**Problem requirements**.
Using the records below, locate all lines containing "isPayloadGenerate" and return them.

**Data for processing**.
»»

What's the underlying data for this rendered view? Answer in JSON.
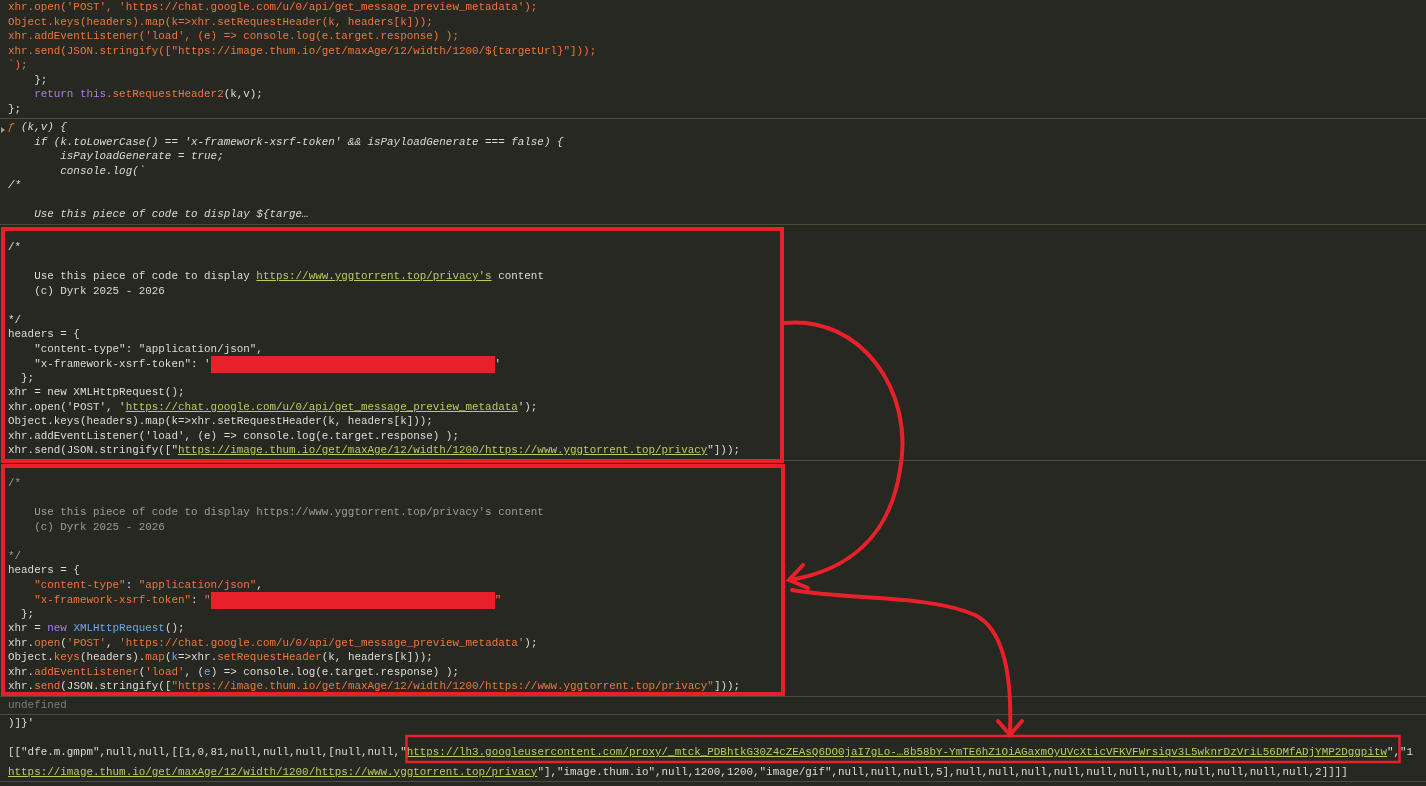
{
  "console": {
    "entries": [
      {
        "kind": "log",
        "lines": [
          {
            "segments": [
              {
                "kind": "str",
                "text": "xhr.open('POST', 'https://chat.google.com/u/0/api/get_message_preview_metadata');"
              }
            ]
          },
          {
            "segments": [
              {
                "kind": "str",
                "text": "Object.keys(headers).map(k=>xhr.setRequestHeader(k, headers[k]));"
              }
            ]
          },
          {
            "segments": [
              {
                "kind": "str",
                "text": "xhr.addEventListener('load', (e) => console.log(e.target.response) );"
              }
            ]
          },
          {
            "segments": [
              {
                "kind": "str",
                "text": "xhr.send(JSON.stringify([\"https://image.thum.io/get/maxAge/12/width/1200/${targetUrl}\"]));"
              }
            ]
          },
          {
            "segments": [
              {
                "kind": "str",
                "text": "`);"
              }
            ]
          },
          {
            "segments": [
              {
                "kind": "plain",
                "text": "    };"
              }
            ]
          },
          {
            "segments": [
              {
                "kind": "kw",
                "text": "    return this"
              },
              {
                "kind": "str",
                "text": ".setRequestHeader2"
              },
              {
                "kind": "plain",
                "text": "(k,v);"
              }
            ]
          },
          {
            "segments": [
              {
                "kind": "plain",
                "text": "};"
              }
            ]
          }
        ]
      },
      {
        "kind": "function",
        "expanded": false,
        "lines": [
          {
            "segments": [
              {
                "kind": "str",
                "text": "ƒ"
              },
              {
                "kind": "plain",
                "text": " (k,v) {"
              }
            ]
          },
          {
            "segments": [
              {
                "kind": "plain",
                "text": "    if (k.toLowerCase() == 'x-framework-xsrf-token' && isPayloadGenerate === false) {"
              }
            ]
          },
          {
            "segments": [
              {
                "kind": "plain",
                "text": "        isPayloadGenerate = true;"
              }
            ]
          },
          {
            "segments": [
              {
                "kind": "plain",
                "text": "        console.log(`"
              }
            ]
          },
          {
            "segments": [
              {
                "kind": "plain",
                "text": "/*"
              }
            ]
          },
          {
            "kind": "blank"
          },
          {
            "segments": [
              {
                "kind": "plain",
                "text": "    Use this piece of code to display ${targe…"
              }
            ]
          }
        ]
      },
      {
        "kind": "log",
        "lines": [
          {
            "kind": "blank"
          },
          {
            "segments": [
              {
                "kind": "plain",
                "text": "/*"
              }
            ]
          },
          {
            "kind": "blank"
          },
          {
            "segments": [
              {
                "kind": "plain",
                "text": "    Use this piece of code to display "
              },
              {
                "kind": "link",
                "text": "https://www.yggtorrent.top/privacy's"
              },
              {
                "kind": "plain",
                "text": " content"
              }
            ]
          },
          {
            "segments": [
              {
                "kind": "plain",
                "text": "    (c) Dyrk 2025 - 2026"
              }
            ]
          },
          {
            "kind": "blank"
          },
          {
            "segments": [
              {
                "kind": "plain",
                "text": "*/"
              }
            ]
          },
          {
            "segments": [
              {
                "kind": "plain",
                "text": "headers = {"
              }
            ]
          },
          {
            "segments": [
              {
                "kind": "plain",
                "text": "    \"content-type\": \"application/json\","
              }
            ]
          },
          {
            "segments": [
              {
                "kind": "plain",
                "text": "    \"x-framework-xsrf-token\": '"
              },
              {
                "kind": "redaction"
              },
              {
                "kind": "plain",
                "text": "'"
              }
            ]
          },
          {
            "segments": [
              {
                "kind": "plain",
                "text": "  };"
              }
            ]
          },
          {
            "segments": [
              {
                "kind": "plain",
                "text": "xhr = new XMLHttpRequest();"
              }
            ]
          },
          {
            "segments": [
              {
                "kind": "plain",
                "text": "xhr.open('POST', '"
              },
              {
                "kind": "link",
                "text": "https://chat.google.com/u/0/api/get_message_preview_metadata"
              },
              {
                "kind": "plain",
                "text": "');"
              }
            ]
          },
          {
            "segments": [
              {
                "kind": "plain",
                "text": "Object.keys(headers).map(k=>xhr.setRequestHeader(k, headers[k]));"
              }
            ]
          },
          {
            "segments": [
              {
                "kind": "plain",
                "text": "xhr.addEventListener('load', (e) => console.log(e.target.response) );"
              }
            ]
          },
          {
            "segments": [
              {
                "kind": "plain",
                "text": "xhr.send(JSON.stringify([\""
              },
              {
                "kind": "link",
                "text": "https://image.thum.io/get/maxAge/12/width/1200/https://www.yggtorrent.top/privacy"
              },
              {
                "kind": "plain",
                "text": "\"]));"
              }
            ]
          }
        ]
      },
      {
        "kind": "log",
        "lines": [
          {
            "kind": "blank"
          },
          {
            "segments": [
              {
                "kind": "comment",
                "text": "/*"
              }
            ]
          },
          {
            "kind": "blank"
          },
          {
            "segments": [
              {
                "kind": "comment",
                "text": "    Use this piece of code to display https://www.yggtorrent.top/privacy's content"
              }
            ]
          },
          {
            "segments": [
              {
                "kind": "comment",
                "text": "    (c) Dyrk 2025 - 2026"
              }
            ]
          },
          {
            "kind": "blank"
          },
          {
            "segments": [
              {
                "kind": "comment",
                "text": "*/"
              }
            ]
          },
          {
            "segments": [
              {
                "kind": "plain",
                "text": "headers = {"
              }
            ]
          },
          {
            "segments": [
              {
                "kind": "str",
                "text": "    \"content-type\""
              },
              {
                "kind": "plain",
                "text": ": "
              },
              {
                "kind": "str",
                "text": "\"application/json\""
              },
              {
                "kind": "plain",
                "text": ","
              }
            ]
          },
          {
            "segments": [
              {
                "kind": "str",
                "text": "    \"x-framework-xsrf-token\""
              },
              {
                "kind": "plain",
                "text": ": "
              },
              {
                "kind": "str",
                "text": "\""
              },
              {
                "kind": "redaction"
              },
              {
                "kind": "str",
                "text": "\""
              }
            ]
          },
          {
            "segments": [
              {
                "kind": "plain",
                "text": "  };"
              }
            ]
          },
          {
            "segments": [
              {
                "kind": "plain",
                "text": "xhr = "
              },
              {
                "kind": "kw",
                "text": "new "
              },
              {
                "kind": "type",
                "text": "XMLHttpRequest"
              },
              {
                "kind": "plain",
                "text": "();"
              }
            ]
          },
          {
            "segments": [
              {
                "kind": "plain",
                "text": "xhr."
              },
              {
                "kind": "str",
                "text": "open"
              },
              {
                "kind": "plain",
                "text": "("
              },
              {
                "kind": "str",
                "text": "'POST'"
              },
              {
                "kind": "plain",
                "text": ", "
              },
              {
                "kind": "str",
                "text": "'https://chat.google.com/u/0/api/get_message_preview_metadata'"
              },
              {
                "kind": "plain",
                "text": ");"
              }
            ]
          },
          {
            "segments": [
              {
                "kind": "plain",
                "text": "Object."
              },
              {
                "kind": "str",
                "text": "keys"
              },
              {
                "kind": "plain",
                "text": "(headers)."
              },
              {
                "kind": "str",
                "text": "map"
              },
              {
                "kind": "plain",
                "text": "("
              },
              {
                "kind": "type",
                "text": "k"
              },
              {
                "kind": "plain",
                "text": "=>xhr."
              },
              {
                "kind": "str",
                "text": "setRequestHeader"
              },
              {
                "kind": "plain",
                "text": "(k, headers[k]));"
              }
            ]
          },
          {
            "segments": [
              {
                "kind": "plain",
                "text": "xhr."
              },
              {
                "kind": "str",
                "text": "addEventListener"
              },
              {
                "kind": "plain",
                "text": "("
              },
              {
                "kind": "str",
                "text": "'load'"
              },
              {
                "kind": "plain",
                "text": ", ("
              },
              {
                "kind": "type",
                "text": "e"
              },
              {
                "kind": "plain",
                "text": ") => console.log(e.target.response) );"
              }
            ]
          },
          {
            "segments": [
              {
                "kind": "plain",
                "text": "xhr."
              },
              {
                "kind": "str",
                "text": "send"
              },
              {
                "kind": "plain",
                "text": "(JSON.stringify(["
              },
              {
                "kind": "str",
                "text": "\"https://image.thum.io/get/maxAge/12/width/1200/https://www.yggtorrent.top/privacy\""
              },
              {
                "kind": "plain",
                "text": "]));"
              }
            ]
          }
        ]
      },
      {
        "kind": "result",
        "lines": [
          {
            "segments": [
              {
                "kind": "plain",
                "text": "undefined"
              }
            ]
          }
        ]
      },
      {
        "kind": "log",
        "lines": [
          {
            "segments": [
              {
                "kind": "plain",
                "text": ")]}'"
              }
            ]
          },
          {
            "kind": "blank"
          },
          {
            "segments": [
              {
                "kind": "plain",
                "text": "[[\"dfe.m.gmpm\",null,null,[[1,0,81,null,null,null,[null,null,\""
              },
              {
                "kind": "link",
                "text": "https://lh3.googleusercontent.com/proxy/_mtck_PDBhtkG30Z4cZEAsQ6DO0jaI7gLo-…8b58bY-YmTE6hZ1OiAGaxmOyUVcXticVFKVFWrsiqv3L5wknrDzVriL56DMfADjYMP2Dggpitw"
              },
              {
                "kind": "plain",
                "text": "\",\"1"
              }
            ]
          },
          {
            "segments": [
              {
                "kind": "link",
                "text": "https://image.thum.io/get/maxAge/12/width/1200/https://www.yggtorrent.top/privacy"
              },
              {
                "kind": "plain",
                "text": "\"],\"image.thum.io\",null,1200,1200,\"image/gif\",null,null,null,5],null,null,null,null,null,null,null,null,null,null,null,2]]]]"
              }
            ]
          }
        ]
      }
    ]
  }
}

««

**Result for this task**.
                "text": "    if (k.toLowerCase() == 'x-framework-xsrf-token' && isPayloadGenerate === false) {"
                "text": "        isPayloadGenerate = true;"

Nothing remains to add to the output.